Restate, word for word, all of the material shown below.

Items from a dataset:
-=-=-=-=-
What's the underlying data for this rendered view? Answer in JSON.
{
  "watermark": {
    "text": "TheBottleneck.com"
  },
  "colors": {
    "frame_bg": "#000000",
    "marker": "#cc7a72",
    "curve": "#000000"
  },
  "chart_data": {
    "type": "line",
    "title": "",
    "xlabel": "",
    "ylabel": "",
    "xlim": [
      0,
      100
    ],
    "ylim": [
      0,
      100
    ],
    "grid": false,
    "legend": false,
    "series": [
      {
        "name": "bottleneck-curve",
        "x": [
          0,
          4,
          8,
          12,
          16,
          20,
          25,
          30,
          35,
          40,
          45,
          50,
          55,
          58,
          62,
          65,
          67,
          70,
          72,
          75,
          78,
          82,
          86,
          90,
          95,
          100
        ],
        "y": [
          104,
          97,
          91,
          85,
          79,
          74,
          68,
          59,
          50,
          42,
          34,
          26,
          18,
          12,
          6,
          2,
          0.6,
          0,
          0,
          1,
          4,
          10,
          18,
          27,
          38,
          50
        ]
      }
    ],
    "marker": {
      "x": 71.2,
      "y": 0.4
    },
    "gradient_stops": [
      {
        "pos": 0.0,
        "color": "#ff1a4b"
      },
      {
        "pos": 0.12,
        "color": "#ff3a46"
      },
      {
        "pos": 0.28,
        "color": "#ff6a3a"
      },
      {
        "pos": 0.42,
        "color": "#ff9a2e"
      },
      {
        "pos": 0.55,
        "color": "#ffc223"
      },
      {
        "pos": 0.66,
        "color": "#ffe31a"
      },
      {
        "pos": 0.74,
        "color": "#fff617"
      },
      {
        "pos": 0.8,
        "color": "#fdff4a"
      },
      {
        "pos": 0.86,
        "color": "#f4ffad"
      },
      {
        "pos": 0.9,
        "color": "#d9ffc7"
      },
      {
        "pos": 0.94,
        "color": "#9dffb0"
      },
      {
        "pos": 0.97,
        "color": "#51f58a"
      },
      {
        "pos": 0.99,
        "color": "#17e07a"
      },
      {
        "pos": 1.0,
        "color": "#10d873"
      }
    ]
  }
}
-=-=-=-=-
*Result of the task*:
What's the underlying data for this rendered view? Answer in JSON.
{
  "watermark": {
    "text": "TheBottleneck.com"
  },
  "colors": {
    "frame_bg": "#000000",
    "marker": "#cc7a72",
    "curve": "#000000"
  },
  "chart_data": {
    "type": "line",
    "title": "",
    "xlabel": "",
    "ylabel": "",
    "xlim": [
      0,
      100
    ],
    "ylim": [
      0,
      100
    ],
    "grid": false,
    "legend": false,
    "series": [
      {
        "name": "bottleneck-curve",
        "x": [
          0,
          4,
          8,
          12,
          16,
          20,
          25,
          30,
          35,
          40,
          45,
          50,
          55,
          58,
          62,
          65,
          67,
          70,
          72,
          75,
          78,
          82,
          86,
          90,
          95,
          100
        ],
        "y": [
          104,
          97,
          91,
          85,
          79,
          74,
          68,
          59,
          50,
          42,
          34,
          26,
          18,
          12,
          6,
          2,
          0.6,
          0,
          0,
          1,
          4,
          10,
          18,
          27,
          38,
          50
        ]
      }
    ],
    "marker": {
      "x": 71.2,
      "y": 0.4
    },
    "gradient_stops": [
      {
        "pos": 0.0,
        "color": "#ff1a4b"
      },
      {
        "pos": 0.12,
        "color": "#ff3a46"
      },
      {
        "pos": 0.28,
        "color": "#ff6a3a"
      },
      {
        "pos": 0.42,
        "color": "#ff9a2e"
      },
      {
        "pos": 0.55,
        "color": "#ffc223"
      },
      {
        "pos": 0.66,
        "color": "#ffe31a"
      },
      {
        "pos": 0.74,
        "color": "#fff617"
      },
      {
        "pos": 0.8,
        "color": "#fdff4a"
      },
      {
        "pos": 0.86,
        "color": "#f4ffad"
      },
      {
        "pos": 0.9,
        "color": "#d9ffc7"
      },
      {
        "pos": 0.94,
        "color": "#9dffb0"
      },
      {
        "pos": 0.97,
        "color": "#51f58a"
      },
      {
        "pos": 0.99,
        "color": "#17e07a"
      },
      {
        "pos": 1.0,
        "color": "#10d873"
      }
    ]
  }
}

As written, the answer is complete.